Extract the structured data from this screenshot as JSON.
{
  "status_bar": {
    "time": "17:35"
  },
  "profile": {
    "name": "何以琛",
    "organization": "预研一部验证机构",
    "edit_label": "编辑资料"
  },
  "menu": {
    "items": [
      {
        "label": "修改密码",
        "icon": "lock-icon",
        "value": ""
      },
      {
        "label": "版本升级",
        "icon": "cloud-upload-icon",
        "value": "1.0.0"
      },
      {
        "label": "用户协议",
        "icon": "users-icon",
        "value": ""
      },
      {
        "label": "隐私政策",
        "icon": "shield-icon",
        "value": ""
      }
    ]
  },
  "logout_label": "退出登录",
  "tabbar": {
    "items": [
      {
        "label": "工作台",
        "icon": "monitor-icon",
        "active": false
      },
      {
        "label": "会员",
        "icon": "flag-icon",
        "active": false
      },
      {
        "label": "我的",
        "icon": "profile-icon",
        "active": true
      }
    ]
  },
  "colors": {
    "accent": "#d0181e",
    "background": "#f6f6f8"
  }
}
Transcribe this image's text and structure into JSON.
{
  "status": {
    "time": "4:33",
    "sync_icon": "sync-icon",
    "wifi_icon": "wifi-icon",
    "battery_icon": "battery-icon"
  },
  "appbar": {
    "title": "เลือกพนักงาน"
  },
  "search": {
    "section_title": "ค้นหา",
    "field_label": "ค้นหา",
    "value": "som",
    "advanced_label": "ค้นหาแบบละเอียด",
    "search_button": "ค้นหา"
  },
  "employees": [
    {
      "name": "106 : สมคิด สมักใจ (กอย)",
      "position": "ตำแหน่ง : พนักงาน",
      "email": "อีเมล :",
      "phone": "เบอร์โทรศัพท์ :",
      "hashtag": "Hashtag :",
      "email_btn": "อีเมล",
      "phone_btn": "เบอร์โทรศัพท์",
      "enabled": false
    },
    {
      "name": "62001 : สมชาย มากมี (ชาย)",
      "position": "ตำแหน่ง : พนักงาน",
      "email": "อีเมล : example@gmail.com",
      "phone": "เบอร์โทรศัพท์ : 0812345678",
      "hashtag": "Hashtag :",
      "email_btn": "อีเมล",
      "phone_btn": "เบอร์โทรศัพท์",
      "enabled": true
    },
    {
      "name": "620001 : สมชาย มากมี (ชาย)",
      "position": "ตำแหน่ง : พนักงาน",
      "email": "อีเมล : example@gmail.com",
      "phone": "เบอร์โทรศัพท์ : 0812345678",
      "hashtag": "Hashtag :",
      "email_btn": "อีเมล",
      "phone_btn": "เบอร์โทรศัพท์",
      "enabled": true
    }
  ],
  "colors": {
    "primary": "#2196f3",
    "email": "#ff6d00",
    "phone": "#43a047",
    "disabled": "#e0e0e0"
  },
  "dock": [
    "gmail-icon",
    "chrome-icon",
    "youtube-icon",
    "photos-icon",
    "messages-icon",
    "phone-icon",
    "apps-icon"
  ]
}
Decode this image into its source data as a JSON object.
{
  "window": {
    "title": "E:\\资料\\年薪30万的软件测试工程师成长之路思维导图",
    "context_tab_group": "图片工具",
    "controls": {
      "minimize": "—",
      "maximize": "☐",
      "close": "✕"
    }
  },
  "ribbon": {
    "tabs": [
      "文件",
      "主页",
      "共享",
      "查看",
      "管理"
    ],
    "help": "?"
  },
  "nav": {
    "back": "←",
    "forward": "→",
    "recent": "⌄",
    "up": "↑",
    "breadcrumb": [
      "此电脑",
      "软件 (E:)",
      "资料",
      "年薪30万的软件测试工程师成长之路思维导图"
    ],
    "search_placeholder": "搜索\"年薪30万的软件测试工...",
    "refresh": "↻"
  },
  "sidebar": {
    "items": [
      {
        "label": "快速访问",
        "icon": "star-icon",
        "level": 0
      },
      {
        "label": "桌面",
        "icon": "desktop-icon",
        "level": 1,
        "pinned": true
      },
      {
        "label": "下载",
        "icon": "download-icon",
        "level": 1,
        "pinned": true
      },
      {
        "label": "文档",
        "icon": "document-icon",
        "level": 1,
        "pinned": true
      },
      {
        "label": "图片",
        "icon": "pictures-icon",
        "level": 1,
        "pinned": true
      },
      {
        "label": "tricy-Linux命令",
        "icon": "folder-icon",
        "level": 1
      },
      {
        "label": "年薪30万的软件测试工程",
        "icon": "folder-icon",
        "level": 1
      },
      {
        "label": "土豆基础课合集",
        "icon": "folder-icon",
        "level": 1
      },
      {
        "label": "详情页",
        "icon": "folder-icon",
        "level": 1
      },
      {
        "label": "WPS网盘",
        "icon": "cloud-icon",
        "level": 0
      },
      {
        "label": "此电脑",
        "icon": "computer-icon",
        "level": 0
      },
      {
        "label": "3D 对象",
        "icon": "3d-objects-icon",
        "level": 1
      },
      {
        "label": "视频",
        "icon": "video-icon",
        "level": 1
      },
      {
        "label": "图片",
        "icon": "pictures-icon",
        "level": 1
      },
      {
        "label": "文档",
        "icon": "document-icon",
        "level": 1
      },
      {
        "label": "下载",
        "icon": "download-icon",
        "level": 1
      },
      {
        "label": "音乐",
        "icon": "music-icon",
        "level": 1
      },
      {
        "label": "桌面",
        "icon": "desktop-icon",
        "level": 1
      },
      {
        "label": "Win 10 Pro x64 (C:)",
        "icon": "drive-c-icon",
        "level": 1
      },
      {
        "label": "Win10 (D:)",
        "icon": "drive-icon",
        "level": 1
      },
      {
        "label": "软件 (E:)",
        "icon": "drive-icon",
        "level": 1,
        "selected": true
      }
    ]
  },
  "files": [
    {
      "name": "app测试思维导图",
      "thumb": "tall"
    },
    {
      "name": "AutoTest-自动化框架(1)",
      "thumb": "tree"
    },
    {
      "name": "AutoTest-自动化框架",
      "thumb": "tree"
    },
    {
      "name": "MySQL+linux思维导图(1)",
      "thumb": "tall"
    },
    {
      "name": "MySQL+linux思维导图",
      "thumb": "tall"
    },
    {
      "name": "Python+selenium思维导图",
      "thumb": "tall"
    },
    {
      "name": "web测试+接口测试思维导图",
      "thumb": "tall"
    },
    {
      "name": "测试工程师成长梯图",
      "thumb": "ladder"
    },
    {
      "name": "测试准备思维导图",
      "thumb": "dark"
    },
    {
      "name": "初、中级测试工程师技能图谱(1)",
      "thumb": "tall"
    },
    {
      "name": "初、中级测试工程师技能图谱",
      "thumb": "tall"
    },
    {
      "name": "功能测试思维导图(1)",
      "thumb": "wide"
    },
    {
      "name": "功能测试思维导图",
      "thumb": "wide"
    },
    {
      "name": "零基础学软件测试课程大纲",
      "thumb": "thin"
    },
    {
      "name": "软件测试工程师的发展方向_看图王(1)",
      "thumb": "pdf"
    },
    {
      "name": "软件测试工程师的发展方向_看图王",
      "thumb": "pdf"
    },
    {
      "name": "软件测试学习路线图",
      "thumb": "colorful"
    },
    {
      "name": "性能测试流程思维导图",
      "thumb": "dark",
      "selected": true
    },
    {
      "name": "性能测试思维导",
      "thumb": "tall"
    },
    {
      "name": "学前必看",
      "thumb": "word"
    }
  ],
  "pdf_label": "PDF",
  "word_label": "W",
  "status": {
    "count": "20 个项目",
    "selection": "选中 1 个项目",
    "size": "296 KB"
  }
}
# # #
*Exercise*: Pull out all lines from the listing that contain the string "into".

*Result of this exercise*:
Transcribe this image's text and structure into JSON.
Decode this image into its source data as a JSON object.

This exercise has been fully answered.